> Task requirements:
Repeat the material verbatim. Images are excluded from the copy.

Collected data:
•••••

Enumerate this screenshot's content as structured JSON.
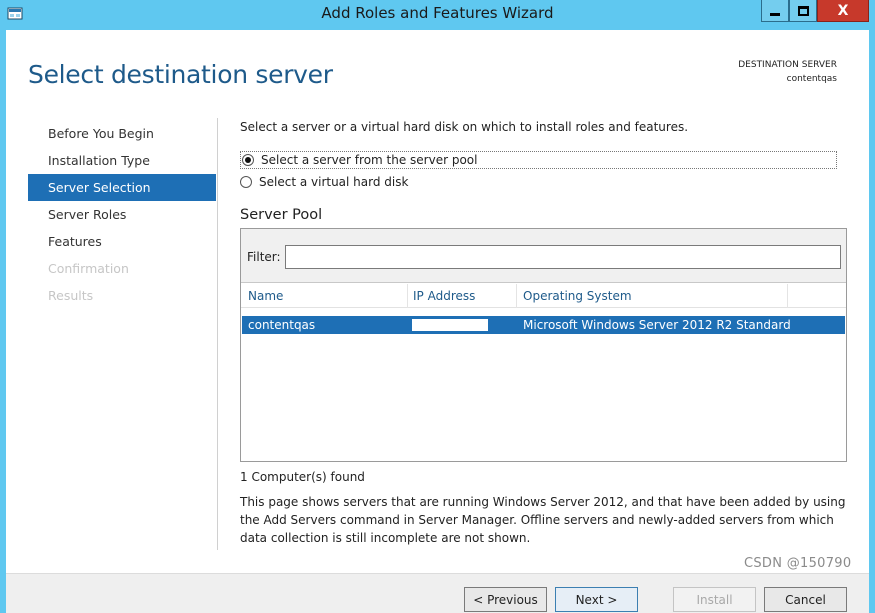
{
  "window": {
    "title": "Add Roles and Features Wizard",
    "close_glyph": "X"
  },
  "page": {
    "title": "Select destination server",
    "destination_label": "DESTINATION SERVER",
    "destination_name": "contentqas"
  },
  "nav": {
    "items": [
      {
        "label": "Before You Begin",
        "state": "normal"
      },
      {
        "label": "Installation Type",
        "state": "normal"
      },
      {
        "label": "Server Selection",
        "state": "active"
      },
      {
        "label": "Server Roles",
        "state": "normal"
      },
      {
        "label": "Features",
        "state": "normal"
      },
      {
        "label": "Confirmation",
        "state": "disabled"
      },
      {
        "label": "Results",
        "state": "disabled"
      }
    ]
  },
  "main": {
    "intro": "Select a server or a virtual hard disk on which to install roles and features.",
    "options": [
      {
        "label": "Select a server from the server pool",
        "checked": true
      },
      {
        "label": "Select a virtual hard disk",
        "checked": false
      }
    ],
    "pool_title": "Server Pool",
    "filter_label": "Filter:",
    "filter_value": "",
    "columns": [
      "Name",
      "IP Address",
      "Operating System"
    ],
    "rows": [
      {
        "name": "contentqas",
        "ip": "",
        "os": "Microsoft Windows Server 2012 R2 Standard",
        "selected": true
      }
    ],
    "found_text": "1 Computer(s) found",
    "description": "This page shows servers that are running Windows Server 2012, and that have been added by using the Add Servers command in Server Manager. Offline servers and newly-added servers from which data collection is still incomplete are not shown."
  },
  "footer": {
    "previous": "< Previous",
    "next": "Next >",
    "install": "Install",
    "cancel": "Cancel",
    "watermark": "CSDN @150790"
  },
  "colors": {
    "titlebar": "#5fc8f0",
    "accent": "#1e6fb5",
    "close": "#c7392b"
  }
}
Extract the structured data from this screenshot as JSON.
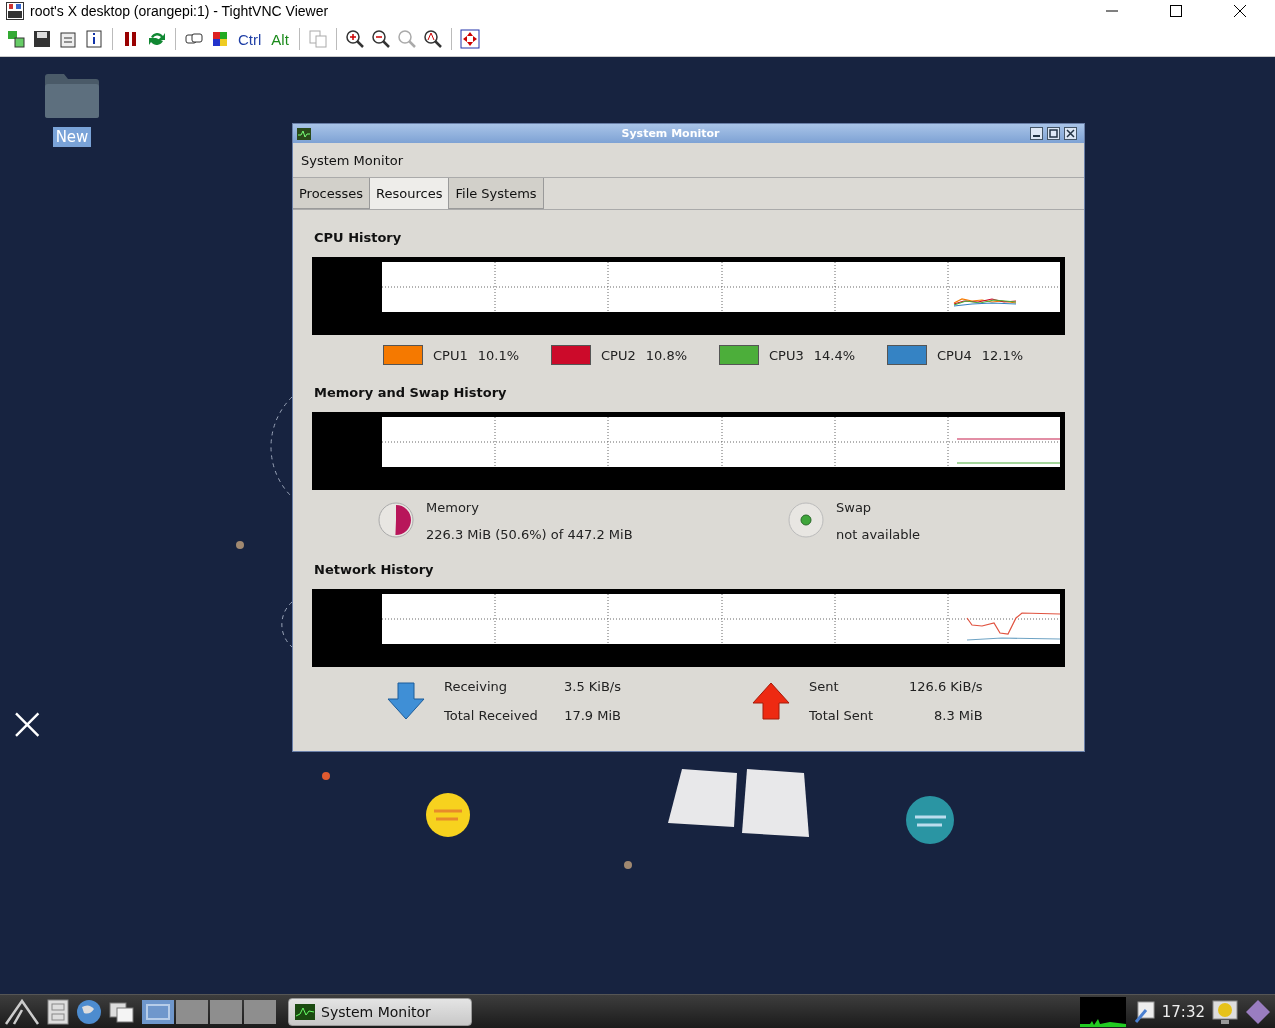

•••••

> Final result:
Enumerate this screenshot's content as structured JSON.
{
  "window": {
    "title": "Add Roles and Features Wizard",
    "close_glyph": "X"
  },
  "page": {
    "title": "Select destination server",
    "destination_label": "DESTINATION SERVER",
    "destination_name": "contentqas"
  },
  "nav": {
    "items": [
      {
        "label": "Before You Begin",
        "state": "normal"
      },
      {
        "label": "Installation Type",
        "state": "normal"
      },
      {
        "label": "Server Selection",
        "state": "active"
      },
      {
        "label": "Server Roles",
        "state": "normal"
      },
      {
        "label": "Features",
        "state": "normal"
      },
      {
        "label": "Confirmation",
        "state": "disabled"
      },
      {
        "label": "Results",
        "state": "disabled"
      }
    ]
  },
  "main": {
    "intro": "Select a server or a virtual hard disk on which to install roles and features.",
    "options": [
      {
        "label": "Select a server from the server pool",
        "checked": true
      },
      {
        "label": "Select a virtual hard disk",
        "checked": false
      }
    ],
    "pool_title": "Server Pool",
    "filter_label": "Filter:",
    "filter_value": "",
    "columns": [
      "Name",
      "IP Address",
      "Operating System"
    ],
    "rows": [
      {
        "name": "contentqas",
        "ip": "",
        "os": "Microsoft Windows Server 2012 R2 Standard",
        "selected": true
      }
    ],
    "found_text": "1 Computer(s) found",
    "description": "This page shows servers that are running Windows Server 2012, and that have been added by using the Add Servers command in Server Manager. Offline servers and newly-added servers from which data collection is still incomplete are not shown."
  },
  "footer": {
    "previous": "< Previous",
    "next": "Next >",
    "install": "Install",
    "cancel": "Cancel",
    "watermark": "CSDN @150790"
  },
  "colors": {
    "titlebar": "#5fc8f0",
    "accent": "#1e6fb5",
    "close": "#c7392b"
  }
}
Extract the structured data from this screenshot as JSON.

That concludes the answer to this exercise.